**WHAT THIS TASK INVOLVES:**
Search the data for the string "viagem" and gather each line it is in.

Saved entries:
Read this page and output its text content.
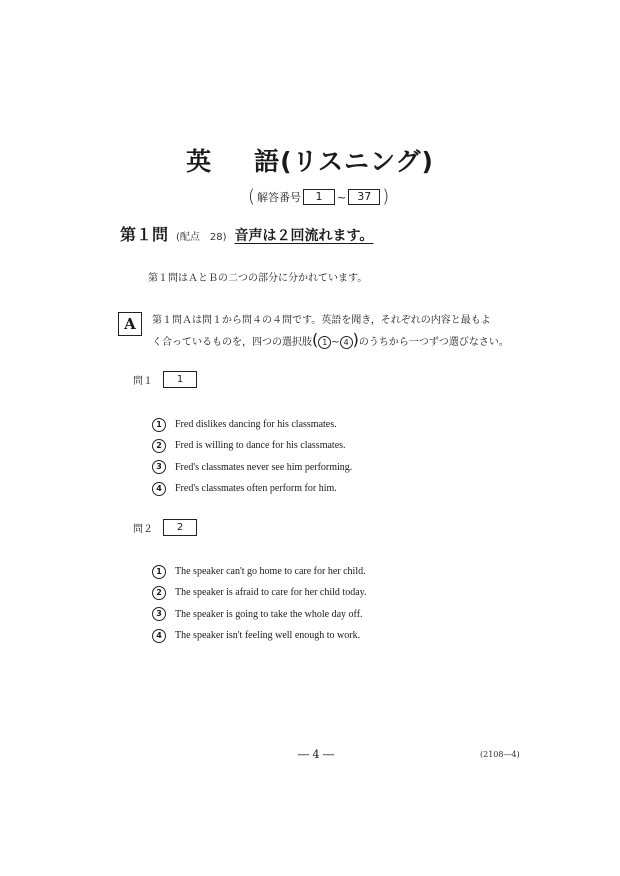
英 語(リスニング)
( 解答番号	1	~	37 )
第１問 (配点　28) 音声は２回流れます。
第１問はＡとＢの二つの部分に分かれています。
A	第１問Ａは問１から問４の４問です。英語を聞き，それぞれの内容と最もよ
く合っているものを，四つの選択肢( 1 ~ 4 )のうちから一つずつ選びなさい。
問１	1
1	Fred dislikes dancing for his classmates.
2	Fred is willing to dance for his classmates.
3	Fred's classmates never see him performing.
4	Fred's classmates often perform for him.
問２	2
1	The speaker can't go home to care for her child.
2	The speaker is afraid to care for her child today.
3	The speaker is going to take the whole day off.
4	The speaker isn't feeling well enough to work.
― 4 ―	(2108―4)
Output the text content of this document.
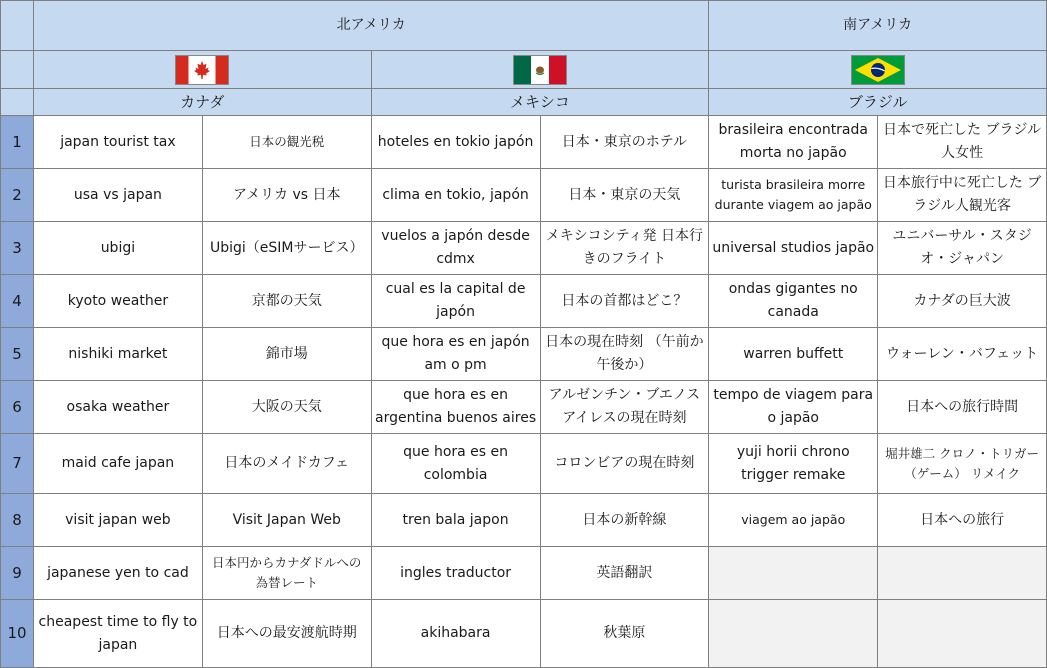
	北アメリカ				南アメリカ	

	カナダ		メキシコ		ブラジル	
1	japan tourist tax	日本の観光税	hoteles en tokio japón	日本・東京のホテル	brasileira encontrada morta no japão	日本で死亡した ブラジル人女性
2	usa vs japan	アメリカ vs 日本	clima en tokio, japón	日本・東京の天気	turista brasileira morre durante viagem ao japão	日本旅行中に死亡した ブラジル人観光客
3	ubigi	Ubigi（eSIMサービス）	vuelos a japón desde cdmx	メキシコシティ発 日本行きのフライト	universal studios japão	ユニバーサル・スタジオ・ジャパン
4	kyoto weather	京都の天気	cual es la capital de japón	日本の首都はどこ？	ondas gigantes no canada	カナダの巨大波
5	nishiki market	錦市場	que hora es en japón am o pm	日本の現在時刻 （午前か午後か）	warren buffett	ウォーレン・バフェット
6	osaka weather	大阪の天気	que hora es en argentina buenos aires	アルゼンチン・ブエノス アイレスの現在時刻	tempo de viagem para o japão	日本への旅行時間
7	maid cafe japan	日本のメイドカフェ	que hora es en colombia	コロンビアの現在時刻	yuji horii chrono trigger remake	堀井雄二 クロノ・トリガー（ゲーム） リメイク
8	visit japan web	Visit Japan Web	tren bala japon	日本の新幹線	viagem ao japão	日本への旅行
9	japanese yen to cad	日本円からカナダドルへの 為替レート	ingles traductor	英語翻訳		
10	cheapest time to fly to japan	日本への最安渡航時期	akihabara	秋葉原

**RESPONSE:**
2	usa vs japan	アメリカ vs 日本	clima en tokio, japón	日本・東京の天気	turista brasileira morre durante viagem ao japão	日本旅行中に死亡した ブラジル人観光客
6	osaka weather	大阪の天気	que hora es en argentina buenos aires	アルゼンチン・ブエノス アイレスの現在時刻	tempo de viagem para o japão	日本への旅行時間
8	visit japan web	Visit Japan Web	tren bala japon	日本の新幹線	viagem ao japão	日本への旅行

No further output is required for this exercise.